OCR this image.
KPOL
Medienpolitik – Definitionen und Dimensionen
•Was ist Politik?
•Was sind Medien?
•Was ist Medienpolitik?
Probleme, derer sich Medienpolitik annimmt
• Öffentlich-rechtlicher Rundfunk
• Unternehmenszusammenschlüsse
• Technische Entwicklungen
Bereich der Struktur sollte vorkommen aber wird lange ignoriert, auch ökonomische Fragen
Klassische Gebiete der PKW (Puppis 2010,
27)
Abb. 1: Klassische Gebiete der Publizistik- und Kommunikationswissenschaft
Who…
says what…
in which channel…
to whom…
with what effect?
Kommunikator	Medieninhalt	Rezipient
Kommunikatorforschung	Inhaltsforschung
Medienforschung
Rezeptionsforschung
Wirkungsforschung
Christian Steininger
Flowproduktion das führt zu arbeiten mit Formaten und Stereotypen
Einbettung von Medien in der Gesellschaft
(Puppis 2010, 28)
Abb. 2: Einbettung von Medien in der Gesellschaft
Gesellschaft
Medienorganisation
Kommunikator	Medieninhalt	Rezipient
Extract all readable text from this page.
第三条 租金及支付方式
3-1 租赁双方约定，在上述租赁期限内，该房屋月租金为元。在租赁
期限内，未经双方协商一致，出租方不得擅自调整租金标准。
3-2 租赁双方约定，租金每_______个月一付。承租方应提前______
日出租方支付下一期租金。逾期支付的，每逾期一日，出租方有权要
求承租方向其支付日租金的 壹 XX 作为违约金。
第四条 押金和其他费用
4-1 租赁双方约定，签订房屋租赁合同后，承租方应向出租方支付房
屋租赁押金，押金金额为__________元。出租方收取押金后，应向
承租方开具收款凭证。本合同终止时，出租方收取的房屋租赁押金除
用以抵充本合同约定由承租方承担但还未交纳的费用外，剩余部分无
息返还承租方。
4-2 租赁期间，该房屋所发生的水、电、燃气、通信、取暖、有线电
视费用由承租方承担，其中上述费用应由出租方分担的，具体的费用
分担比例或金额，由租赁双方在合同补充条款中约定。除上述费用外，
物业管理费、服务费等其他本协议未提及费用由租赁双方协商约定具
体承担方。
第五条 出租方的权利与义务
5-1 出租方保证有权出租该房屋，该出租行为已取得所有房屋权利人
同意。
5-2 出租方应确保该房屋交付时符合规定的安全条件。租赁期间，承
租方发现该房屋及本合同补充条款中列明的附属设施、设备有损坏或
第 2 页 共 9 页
══════════════════════════════
§ What is expected: Give an exact repetition of all the material.

§ Worked answer:
OCR this image.
KPOL
Medienpolitik – Definitionen und Dimensionen
•Was ist Politik?
•Was sind Medien?
•Was ist Medienpolitik?
Probleme, derer sich Medienpolitik annimmt
• Öffentlich-rechtlicher Rundfunk
• Unternehmenszusammenschlüsse
• Technische Entwicklungen
Bereich der Struktur sollte vorkommen aber wird lange ignoriert, auch ökonomische Fragen
Klassische Gebiete der PKW (Puppis 2010,
27)
Abb. 1: Klassische Gebiete der Publizistik- und Kommunikationswissenschaft
Who…
says what…
in which channel…
to whom…
with what effect?
Kommunikator	Medieninhalt	Rezipient
Kommunikatorforschung	Inhaltsforschung
Medienforschung
Rezeptionsforschung
Wirkungsforschung
Christian Steininger
Flowproduktion das führt zu arbeiten mit Formaten und Stereotypen
Einbettung von Medien in der Gesellschaft
(Puppis 2010, 28)
Abb. 2: Einbettung von Medien in der Gesellschaft
Gesellschaft
Medienorganisation
Kommunikator	Medieninhalt	Rezipient
Extract all readable text from this page.
第三条 租金及支付方式
3-1 租赁双方约定，在上述租赁期限内，该房屋月租金为元。在租赁
期限内，未经双方协商一致，出租方不得擅自调整租金标准。
3-2 租赁双方约定，租金每_______个月一付。承租方应提前______
日出租方支付下一期租金。逾期支付的，每逾期一日，出租方有权要
求承租方向其支付日租金的 壹 XX 作为违约金。
第四条 押金和其他费用
4-1 租赁双方约定，签订房屋租赁合同后，承租方应向出租方支付房
屋租赁押金，押金金额为__________元。出租方收取押金后，应向
承租方开具收款凭证。本合同终止时，出租方收取的房屋租赁押金除
用以抵充本合同约定由承租方承担但还未交纳的费用外，剩余部分无
息返还承租方。
4-2 租赁期间，该房屋所发生的水、电、燃气、通信、取暖、有线电
视费用由承租方承担，其中上述费用应由出租方分担的，具体的费用
分担比例或金额，由租赁双方在合同补充条款中约定。除上述费用外，
物业管理费、服务费等其他本协议未提及费用由租赁双方协商约定具
体承担方。
第五条 出租方的权利与义务
5-1 出租方保证有权出租该房屋，该出租行为已取得所有房屋权利人
同意。
5-2 出租方应确保该房屋交付时符合规定的安全条件。租赁期间，承
租方发现该房屋及本合同补充条款中列明的附属设施、设备有损坏或
第 2 页 共 9 页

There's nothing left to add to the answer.